--- begin ---
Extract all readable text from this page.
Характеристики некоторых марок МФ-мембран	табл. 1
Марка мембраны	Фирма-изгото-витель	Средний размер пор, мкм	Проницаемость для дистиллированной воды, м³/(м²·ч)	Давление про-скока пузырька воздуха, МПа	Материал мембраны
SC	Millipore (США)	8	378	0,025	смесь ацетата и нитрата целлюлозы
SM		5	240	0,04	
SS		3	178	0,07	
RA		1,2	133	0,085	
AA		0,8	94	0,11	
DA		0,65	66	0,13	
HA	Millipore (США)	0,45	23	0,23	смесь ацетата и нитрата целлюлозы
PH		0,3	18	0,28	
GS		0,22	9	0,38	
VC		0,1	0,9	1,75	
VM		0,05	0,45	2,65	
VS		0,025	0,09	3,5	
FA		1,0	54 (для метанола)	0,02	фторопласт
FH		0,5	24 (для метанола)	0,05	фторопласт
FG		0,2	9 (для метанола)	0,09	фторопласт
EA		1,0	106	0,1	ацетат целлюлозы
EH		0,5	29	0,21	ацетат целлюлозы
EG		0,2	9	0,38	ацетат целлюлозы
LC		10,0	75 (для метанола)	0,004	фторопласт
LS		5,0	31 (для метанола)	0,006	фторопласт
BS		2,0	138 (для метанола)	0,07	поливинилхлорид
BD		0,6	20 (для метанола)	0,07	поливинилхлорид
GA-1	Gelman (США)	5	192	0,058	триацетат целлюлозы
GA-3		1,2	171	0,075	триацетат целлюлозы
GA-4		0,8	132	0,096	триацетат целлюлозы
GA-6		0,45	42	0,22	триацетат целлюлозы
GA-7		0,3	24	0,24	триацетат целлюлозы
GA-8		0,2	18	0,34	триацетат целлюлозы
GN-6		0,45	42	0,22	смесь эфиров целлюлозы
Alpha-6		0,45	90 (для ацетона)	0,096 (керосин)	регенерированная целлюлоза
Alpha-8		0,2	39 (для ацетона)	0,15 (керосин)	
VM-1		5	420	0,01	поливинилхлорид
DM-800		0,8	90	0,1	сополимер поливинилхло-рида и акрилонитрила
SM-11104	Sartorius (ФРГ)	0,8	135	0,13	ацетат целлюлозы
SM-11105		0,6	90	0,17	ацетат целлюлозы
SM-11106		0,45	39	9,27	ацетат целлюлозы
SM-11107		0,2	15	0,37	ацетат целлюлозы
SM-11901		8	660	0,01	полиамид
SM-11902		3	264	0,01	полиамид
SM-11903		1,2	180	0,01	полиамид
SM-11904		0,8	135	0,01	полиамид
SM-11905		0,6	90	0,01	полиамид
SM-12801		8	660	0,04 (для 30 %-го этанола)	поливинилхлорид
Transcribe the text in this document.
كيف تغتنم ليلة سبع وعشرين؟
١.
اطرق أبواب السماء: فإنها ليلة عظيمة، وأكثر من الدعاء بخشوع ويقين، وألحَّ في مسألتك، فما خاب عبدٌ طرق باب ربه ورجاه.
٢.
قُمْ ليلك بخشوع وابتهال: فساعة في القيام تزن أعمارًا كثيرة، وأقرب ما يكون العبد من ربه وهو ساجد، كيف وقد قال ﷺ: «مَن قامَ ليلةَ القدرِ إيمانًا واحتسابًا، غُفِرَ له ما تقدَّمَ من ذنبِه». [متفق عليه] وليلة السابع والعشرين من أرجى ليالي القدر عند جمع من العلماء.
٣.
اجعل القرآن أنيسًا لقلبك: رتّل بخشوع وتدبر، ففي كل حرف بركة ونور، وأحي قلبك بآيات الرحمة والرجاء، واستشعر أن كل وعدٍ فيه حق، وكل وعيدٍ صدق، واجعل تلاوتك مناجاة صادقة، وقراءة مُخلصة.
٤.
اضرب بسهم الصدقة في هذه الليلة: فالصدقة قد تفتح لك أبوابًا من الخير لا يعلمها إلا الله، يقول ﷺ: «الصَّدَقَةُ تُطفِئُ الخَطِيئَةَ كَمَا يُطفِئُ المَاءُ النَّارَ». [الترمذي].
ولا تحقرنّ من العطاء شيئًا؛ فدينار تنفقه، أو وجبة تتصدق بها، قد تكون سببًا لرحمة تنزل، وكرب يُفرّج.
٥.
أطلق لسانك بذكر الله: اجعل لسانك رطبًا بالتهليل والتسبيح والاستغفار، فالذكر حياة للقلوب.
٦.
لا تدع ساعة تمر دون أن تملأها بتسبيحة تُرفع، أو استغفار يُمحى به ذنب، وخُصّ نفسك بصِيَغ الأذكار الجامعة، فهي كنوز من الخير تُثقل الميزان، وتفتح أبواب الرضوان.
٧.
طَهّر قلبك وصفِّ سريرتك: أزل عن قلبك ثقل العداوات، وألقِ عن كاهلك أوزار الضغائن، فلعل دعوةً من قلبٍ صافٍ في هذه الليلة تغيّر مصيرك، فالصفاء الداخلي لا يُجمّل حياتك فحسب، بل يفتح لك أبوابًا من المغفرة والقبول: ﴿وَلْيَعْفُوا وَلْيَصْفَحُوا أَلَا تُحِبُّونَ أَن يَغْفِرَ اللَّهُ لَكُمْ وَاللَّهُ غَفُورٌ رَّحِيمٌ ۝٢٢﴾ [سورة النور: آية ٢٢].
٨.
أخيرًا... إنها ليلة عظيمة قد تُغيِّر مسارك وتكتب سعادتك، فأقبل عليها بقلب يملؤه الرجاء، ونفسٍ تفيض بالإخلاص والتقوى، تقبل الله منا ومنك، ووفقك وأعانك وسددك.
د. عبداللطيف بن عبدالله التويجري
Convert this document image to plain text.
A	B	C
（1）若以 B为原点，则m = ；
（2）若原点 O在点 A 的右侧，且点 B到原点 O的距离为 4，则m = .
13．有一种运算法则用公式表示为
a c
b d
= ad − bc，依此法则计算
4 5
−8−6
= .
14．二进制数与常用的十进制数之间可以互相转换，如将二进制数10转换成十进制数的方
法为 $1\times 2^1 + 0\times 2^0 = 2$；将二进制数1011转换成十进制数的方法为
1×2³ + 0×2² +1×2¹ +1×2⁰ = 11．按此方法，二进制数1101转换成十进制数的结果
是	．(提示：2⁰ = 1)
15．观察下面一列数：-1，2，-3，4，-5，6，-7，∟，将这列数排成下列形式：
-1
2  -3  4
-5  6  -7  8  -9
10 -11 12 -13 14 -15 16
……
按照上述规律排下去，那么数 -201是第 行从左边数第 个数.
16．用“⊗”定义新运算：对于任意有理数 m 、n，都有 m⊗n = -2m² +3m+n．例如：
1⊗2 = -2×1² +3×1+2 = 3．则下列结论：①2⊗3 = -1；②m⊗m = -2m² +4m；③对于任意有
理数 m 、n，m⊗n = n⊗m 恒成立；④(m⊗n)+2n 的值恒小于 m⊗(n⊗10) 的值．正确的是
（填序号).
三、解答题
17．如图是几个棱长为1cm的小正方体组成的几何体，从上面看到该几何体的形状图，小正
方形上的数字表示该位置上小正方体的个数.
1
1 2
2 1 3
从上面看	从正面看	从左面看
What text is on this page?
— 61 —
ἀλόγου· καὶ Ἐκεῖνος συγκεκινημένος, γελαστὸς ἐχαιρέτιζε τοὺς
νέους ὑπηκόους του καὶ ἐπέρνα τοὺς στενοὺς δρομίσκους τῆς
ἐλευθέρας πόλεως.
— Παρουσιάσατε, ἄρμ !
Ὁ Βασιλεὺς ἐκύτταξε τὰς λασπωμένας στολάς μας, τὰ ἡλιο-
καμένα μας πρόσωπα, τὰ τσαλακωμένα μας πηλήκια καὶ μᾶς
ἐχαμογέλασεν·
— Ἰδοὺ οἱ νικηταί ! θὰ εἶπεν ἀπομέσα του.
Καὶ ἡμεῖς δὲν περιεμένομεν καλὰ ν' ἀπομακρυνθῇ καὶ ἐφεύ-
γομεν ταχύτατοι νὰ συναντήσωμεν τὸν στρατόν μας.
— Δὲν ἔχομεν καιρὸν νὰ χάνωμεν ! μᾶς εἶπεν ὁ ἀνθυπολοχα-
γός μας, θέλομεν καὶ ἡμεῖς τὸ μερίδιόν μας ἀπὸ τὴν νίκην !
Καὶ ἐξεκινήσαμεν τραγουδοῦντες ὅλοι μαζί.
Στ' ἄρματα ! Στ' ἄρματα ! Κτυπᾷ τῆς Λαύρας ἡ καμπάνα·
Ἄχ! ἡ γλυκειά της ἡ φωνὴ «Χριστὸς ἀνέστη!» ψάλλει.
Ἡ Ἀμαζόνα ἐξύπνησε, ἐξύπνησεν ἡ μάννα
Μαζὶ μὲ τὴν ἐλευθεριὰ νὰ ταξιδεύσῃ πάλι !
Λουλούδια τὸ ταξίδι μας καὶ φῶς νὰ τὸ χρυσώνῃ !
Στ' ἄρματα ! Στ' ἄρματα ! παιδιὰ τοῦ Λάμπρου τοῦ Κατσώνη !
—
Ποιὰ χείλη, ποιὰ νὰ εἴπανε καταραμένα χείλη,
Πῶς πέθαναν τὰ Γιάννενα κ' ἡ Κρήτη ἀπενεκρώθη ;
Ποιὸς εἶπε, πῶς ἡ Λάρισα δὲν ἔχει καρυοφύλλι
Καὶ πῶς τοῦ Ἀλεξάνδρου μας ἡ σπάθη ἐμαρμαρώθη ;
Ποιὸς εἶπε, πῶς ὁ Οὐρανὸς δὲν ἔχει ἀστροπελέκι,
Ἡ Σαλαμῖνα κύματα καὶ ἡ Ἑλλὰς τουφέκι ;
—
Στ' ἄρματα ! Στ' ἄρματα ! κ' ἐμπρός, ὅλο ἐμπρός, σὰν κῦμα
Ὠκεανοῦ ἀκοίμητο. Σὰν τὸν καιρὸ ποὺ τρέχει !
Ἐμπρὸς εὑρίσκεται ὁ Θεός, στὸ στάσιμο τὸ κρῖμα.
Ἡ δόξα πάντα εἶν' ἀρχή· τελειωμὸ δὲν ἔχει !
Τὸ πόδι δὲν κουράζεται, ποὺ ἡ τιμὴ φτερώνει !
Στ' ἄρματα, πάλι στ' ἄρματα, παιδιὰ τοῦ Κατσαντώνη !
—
--- end ---
» Brief: List each line in the listing that contains the string "أبواب".

» The answer:
اطرق أبواب السماء: فإنها ليلة عظيمة، وأكثر من الدعاء بخشوع ويقين، وألحَّ في مسألتك، فما خاب عبدٌ طرق باب ربه ورجاه.
اضرب بسهم الصدقة في هذه الليلة: فالصدقة قد تفتح لك أبوابًا من الخير لا يعلمها إلا الله، يقول ﷺ: «الصَّدَقَةُ تُطفِئُ الخَطِيئَةَ كَمَا يُطفِئُ المَاءُ النَّارَ». [الترمذي].
لا تدع ساعة تمر دون أن تملأها بتسبيحة تُرفع، أو استغفار يُمحى به ذنب، وخُصّ نفسك بصِيَغ الأذكار الجامعة، فهي كنوز من الخير تُثقل الميزان، وتفتح أبواب الرضوان.
طَهّر قلبك وصفِّ سريرتك: أزل عن قلبك ثقل العداوات، وألقِ عن كاهلك أوزار الضغائن، فلعل دعوةً من قلبٍ صافٍ في هذه الليلة تغيّر مصيرك، فالصفاء الداخلي لا يُجمّل حياتك فحسب، بل يفتح لك أبوابًا من المغفرة والقبول: ﴿وَلْيَعْفُوا وَلْيَصْفَحُوا أَلَا تُحِبُّونَ أَن يَغْفِرَ اللَّهُ لَكُمْ وَاللَّهُ غَفُورٌ رَّحِيمٌ ۝٢٢﴾ [سورة النور: آية ٢٢].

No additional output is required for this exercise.